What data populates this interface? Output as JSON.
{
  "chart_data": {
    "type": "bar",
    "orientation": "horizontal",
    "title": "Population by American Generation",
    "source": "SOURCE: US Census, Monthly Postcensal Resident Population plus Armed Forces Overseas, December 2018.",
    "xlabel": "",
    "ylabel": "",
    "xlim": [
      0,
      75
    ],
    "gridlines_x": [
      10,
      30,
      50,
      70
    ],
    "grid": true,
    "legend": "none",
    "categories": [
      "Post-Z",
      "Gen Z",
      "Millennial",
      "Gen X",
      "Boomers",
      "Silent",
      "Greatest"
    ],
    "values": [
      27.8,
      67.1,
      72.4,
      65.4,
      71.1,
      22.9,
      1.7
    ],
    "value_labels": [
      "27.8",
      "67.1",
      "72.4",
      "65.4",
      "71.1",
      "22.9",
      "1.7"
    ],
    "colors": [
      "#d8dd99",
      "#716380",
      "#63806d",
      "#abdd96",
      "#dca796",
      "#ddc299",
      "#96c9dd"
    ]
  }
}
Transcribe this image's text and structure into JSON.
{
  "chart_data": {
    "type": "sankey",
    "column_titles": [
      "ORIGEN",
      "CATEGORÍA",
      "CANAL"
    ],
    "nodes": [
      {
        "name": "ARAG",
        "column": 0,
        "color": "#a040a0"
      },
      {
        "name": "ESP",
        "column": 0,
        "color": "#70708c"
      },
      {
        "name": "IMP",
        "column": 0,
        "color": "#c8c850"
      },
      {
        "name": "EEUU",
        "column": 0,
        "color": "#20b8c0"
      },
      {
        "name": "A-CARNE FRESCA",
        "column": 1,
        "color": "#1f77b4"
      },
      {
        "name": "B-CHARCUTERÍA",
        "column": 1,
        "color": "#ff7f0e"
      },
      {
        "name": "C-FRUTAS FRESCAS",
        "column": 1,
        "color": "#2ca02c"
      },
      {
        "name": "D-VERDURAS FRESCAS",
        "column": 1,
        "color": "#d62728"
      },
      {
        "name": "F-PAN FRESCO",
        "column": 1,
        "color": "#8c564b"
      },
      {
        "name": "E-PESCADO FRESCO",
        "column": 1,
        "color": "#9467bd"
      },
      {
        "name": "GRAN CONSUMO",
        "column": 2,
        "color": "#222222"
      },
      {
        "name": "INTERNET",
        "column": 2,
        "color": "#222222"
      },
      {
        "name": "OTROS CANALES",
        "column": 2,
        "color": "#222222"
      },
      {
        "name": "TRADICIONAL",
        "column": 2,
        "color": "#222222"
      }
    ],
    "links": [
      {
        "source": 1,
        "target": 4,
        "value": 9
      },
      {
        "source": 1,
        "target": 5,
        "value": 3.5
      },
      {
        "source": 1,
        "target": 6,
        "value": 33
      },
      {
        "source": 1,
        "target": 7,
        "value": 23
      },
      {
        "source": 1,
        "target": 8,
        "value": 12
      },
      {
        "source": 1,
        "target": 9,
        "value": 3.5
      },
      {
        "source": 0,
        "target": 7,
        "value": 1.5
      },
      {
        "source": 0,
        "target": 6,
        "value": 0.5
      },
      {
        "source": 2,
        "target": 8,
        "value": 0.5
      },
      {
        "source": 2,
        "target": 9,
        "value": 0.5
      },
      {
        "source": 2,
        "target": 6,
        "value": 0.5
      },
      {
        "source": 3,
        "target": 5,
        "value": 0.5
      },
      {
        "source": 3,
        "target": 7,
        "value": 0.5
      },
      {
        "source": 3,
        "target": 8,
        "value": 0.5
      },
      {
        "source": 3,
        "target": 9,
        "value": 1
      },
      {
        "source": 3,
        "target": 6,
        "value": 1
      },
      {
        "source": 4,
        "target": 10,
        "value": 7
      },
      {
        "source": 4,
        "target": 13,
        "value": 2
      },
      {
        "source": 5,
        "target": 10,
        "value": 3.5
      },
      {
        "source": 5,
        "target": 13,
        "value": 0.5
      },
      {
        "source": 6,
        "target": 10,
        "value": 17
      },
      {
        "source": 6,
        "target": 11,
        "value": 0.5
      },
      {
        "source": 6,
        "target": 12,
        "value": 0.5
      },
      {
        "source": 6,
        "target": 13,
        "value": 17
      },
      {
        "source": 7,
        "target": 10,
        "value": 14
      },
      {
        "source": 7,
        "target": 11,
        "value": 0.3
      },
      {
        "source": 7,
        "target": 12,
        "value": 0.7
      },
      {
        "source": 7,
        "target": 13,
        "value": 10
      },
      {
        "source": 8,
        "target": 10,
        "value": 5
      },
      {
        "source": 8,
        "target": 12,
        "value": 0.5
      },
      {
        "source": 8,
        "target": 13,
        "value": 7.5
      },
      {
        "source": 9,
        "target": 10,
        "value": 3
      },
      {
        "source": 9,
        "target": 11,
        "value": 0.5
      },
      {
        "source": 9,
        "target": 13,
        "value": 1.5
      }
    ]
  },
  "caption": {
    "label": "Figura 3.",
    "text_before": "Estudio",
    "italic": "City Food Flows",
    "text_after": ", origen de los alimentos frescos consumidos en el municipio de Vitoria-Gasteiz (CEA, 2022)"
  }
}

__STATED TASK__:
Copy every line of the records word for word.

__ANSWER FOR THE TASK__:
What data populates this interface? Output as JSON.
{
  "chart_data": {
    "type": "bar",
    "orientation": "horizontal",
    "title": "Population by American Generation",
    "source": "SOURCE: US Census, Monthly Postcensal Resident Population plus Armed Forces Overseas, December 2018.",
    "xlabel": "",
    "ylabel": "",
    "xlim": [
      0,
      75
    ],
    "gridlines_x": [
      10,
      30,
      50,
      70
    ],
    "grid": true,
    "legend": "none",
    "categories": [
      "Post-Z",
      "Gen Z",
      "Millennial",
      "Gen X",
      "Boomers",
      "Silent",
      "Greatest"
    ],
    "values": [
      27.8,
      67.1,
      72.4,
      65.4,
      71.1,
      22.9,
      1.7
    ],
    "value_labels": [
      "27.8",
      "67.1",
      "72.4",
      "65.4",
      "71.1",
      "22.9",
      "1.7"
    ],
    "colors": [
      "#d8dd99",
      "#716380",
      "#63806d",
      "#abdd96",
      "#dca796",
      "#ddc299",
      "#96c9dd"
    ]
  }
}
Transcribe this image's text and structure into JSON.
{
  "chart_data": {
    "type": "sankey",
    "column_titles": [
      "ORIGEN",
      "CATEGORÍA",
      "CANAL"
    ],
    "nodes": [
      {
        "name": "ARAG",
        "column": 0,
        "color": "#a040a0"
      },
      {
        "name": "ESP",
        "column": 0,
        "color": "#70708c"
      },
      {
        "name": "IMP",
        "column": 0,
        "color": "#c8c850"
      },
      {
        "name": "EEUU",
        "column": 0,
        "color": "#20b8c0"
      },
      {
        "name": "A-CARNE FRESCA",
        "column": 1,
        "color": "#1f77b4"
      },
      {
        "name": "B-CHARCUTERÍA",
        "column": 1,
        "color": "#ff7f0e"
      },
      {
        "name": "C-FRUTAS FRESCAS",
        "column": 1,
        "color": "#2ca02c"
      },
      {
        "name": "D-VERDURAS FRESCAS",
        "column": 1,
        "color": "#d62728"
      },
      {
        "name": "F-PAN FRESCO",
        "column": 1,
        "color": "#8c564b"
      },
      {
        "name": "E-PESCADO FRESCO",
        "column": 1,
        "color": "#9467bd"
      },
      {
        "name": "GRAN CONSUMO",
        "column": 2,
        "color": "#222222"
      },
      {
        "name": "INTERNET",
        "column": 2,
        "color": "#222222"
      },
      {
        "name": "OTROS CANALES",
        "column": 2,
        "color": "#222222"
      },
      {
        "name": "TRADICIONAL",
        "column": 2,
        "color": "#222222"
      }
    ],
    "links": [
      {
        "source": 1,
        "target": 4,
        "value": 9
      },
      {
        "source": 1,
        "target": 5,
        "value": 3.5
      },
      {
        "source": 1,
        "target": 6,
        "value": 33
      },
      {
        "source": 1,
        "target": 7,
        "value": 23
      },
      {
        "source": 1,
        "target": 8,
        "value": 12
      },
      {
        "source": 1,
        "target": 9,
        "value": 3.5
      },
      {
        "source": 0,
        "target": 7,
        "value": 1.5
      },
      {
        "source": 0,
        "target": 6,
        "value": 0.5
      },
      {
        "source": 2,
        "target": 8,
        "value": 0.5
      },
      {
        "source": 2,
        "target": 9,
        "value": 0.5
      },
      {
        "source": 2,
        "target": 6,
        "value": 0.5
      },
      {
        "source": 3,
        "target": 5,
        "value": 0.5
      },
      {
        "source": 3,
        "target": 7,
        "value": 0.5
      },
      {
        "source": 3,
        "target": 8,
        "value": 0.5
      },
      {
        "source": 3,
        "target": 9,
        "value": 1
      },
      {
        "source": 3,
        "target": 6,
        "value": 1
      },
      {
        "source": 4,
        "target": 10,
        "value": 7
      },
      {
        "source": 4,
        "target": 13,
        "value": 2
      },
      {
        "source": 5,
        "target": 10,
        "value": 3.5
      },
      {
        "source": 5,
        "target": 13,
        "value": 0.5
      },
      {
        "source": 6,
        "target": 10,
        "value": 17
      },
      {
        "source": 6,
        "target": 11,
        "value": 0.5
      },
      {
        "source": 6,
        "target": 12,
        "value": 0.5
      },
      {
        "source": 6,
        "target": 13,
        "value": 17
      },
      {
        "source": 7,
        "target": 10,
        "value": 14
      },
      {
        "source": 7,
        "target": 11,
        "value": 0.3
      },
      {
        "source": 7,
        "target": 12,
        "value": 0.7
      },
      {
        "source": 7,
        "target": 13,
        "value": 10
      },
      {
        "source": 8,
        "target": 10,
        "value": 5
      },
      {
        "source": 8,
        "target": 12,
        "value": 0.5
      },
      {
        "source": 8,
        "target": 13,
        "value": 7.5
      },
      {
        "source": 9,
        "target": 10,
        "value": 3
      },
      {
        "source": 9,
        "target": 11,
        "value": 0.5
      },
      {
        "source": 9,
        "target": 13,
        "value": 1.5
      }
    ]
  },
  "caption": {
    "label": "Figura 3.",
    "text_before": "Estudio",
    "italic": "City Food Flows",
    "text_after": ", origen de los alimentos frescos consumidos en el municipio de Vitoria-Gasteiz (CEA, 2022)"
  }
}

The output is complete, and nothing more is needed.